** start DATASET ENTRIES **
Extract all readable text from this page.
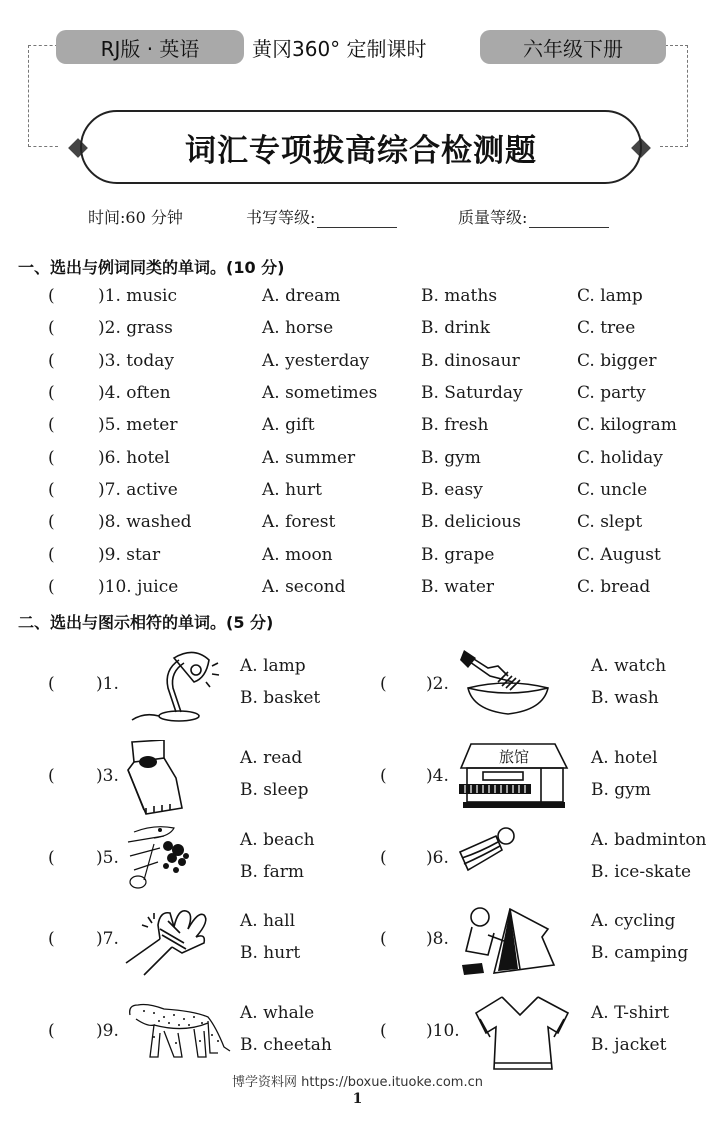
RJ版 · 英语	黄冈360° 定制课时	六年级下册
词汇专项拔高综合检测题
时间:60 分钟	书写等级:	质量等级:
一、选出与例词同类的单词。(10 分)
(	)1. music	A. dream	B. maths	C. lamp
(	)2. grass	A. horse	B. drink	C. tree
(	)3. today	A. yesterday	B. dinosaur	C. bigger
(	)4. often	A. sometimes	B. Saturday	C. party
(	)5. meter	A. gift	B. fresh	C. kilogram
(	)6. hotel	A. summer	B. gym	C. holiday
(	)7. active	A. hurt	B. easy	C. uncle
(	)8. washed	A. forest	B. delicious	C. slept
(	)9. star	A. moon	B. grape	C. August
(	)10. juice	A. second	B. water	C. bread
二、选出与图示相符的单词。(5 分)
( )1.
A. lamp
B. basket
( )2.
A. watch
B. wash
( )3.
A. read
B. sleep
( )4.
旅馆	A. hotel
B. gym
( )5.
A. beach
B. farm
( )6.
A. badminton
B. ice-skate
( )7.
A. hall
B. hurt
( )8.
A. cycling
B. camping
( )9.
A. whale
B. cheetah
( )10.
A. T-shirt
B. jacket
博学资料网 https://boxue.ituoke.com.cn
1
** end DATASET ENTRIES **
> _REQUIRED WORK_
All of the lines above should be retyped precisely, apart from the pictures.

> _TASK OUTPUT_
Extract all readable text from this page.
RJ版 · 英语	黄冈360° 定制课时	六年级下册
词汇专项拔高综合检测题
时间:60 分钟	书写等级:	质量等级:
一、选出与例词同类的单词。(10 分)
(	)1. music	A. dream	B. maths	C. lamp
(	)2. grass	A. horse	B. drink	C. tree
(	)3. today	A. yesterday	B. dinosaur	C. bigger
(	)4. often	A. sometimes	B. Saturday	C. party
(	)5. meter	A. gift	B. fresh	C. kilogram
(	)6. hotel	A. summer	B. gym	C. holiday
(	)7. active	A. hurt	B. easy	C. uncle
(	)8. washed	A. forest	B. delicious	C. slept
(	)9. star	A. moon	B. grape	C. August
(	)10. juice	A. second	B. water	C. bread
二、选出与图示相符的单词。(5 分)
( )1.
A. lamp
B. basket
( )2.
A. watch
B. wash
( )3.
A. read
B. sleep
( )4.
旅馆	A. hotel
B. gym
( )5.
A. beach
B. farm
( )6.
A. badminton
B. ice-skate
( )7.
A. hall
B. hurt
( )8.
A. cycling
B. camping
( )9.
A. whale
B. cheetah
( )10.
A. T-shirt
B. jacket
博学资料网 https://boxue.ituoke.com.cn
1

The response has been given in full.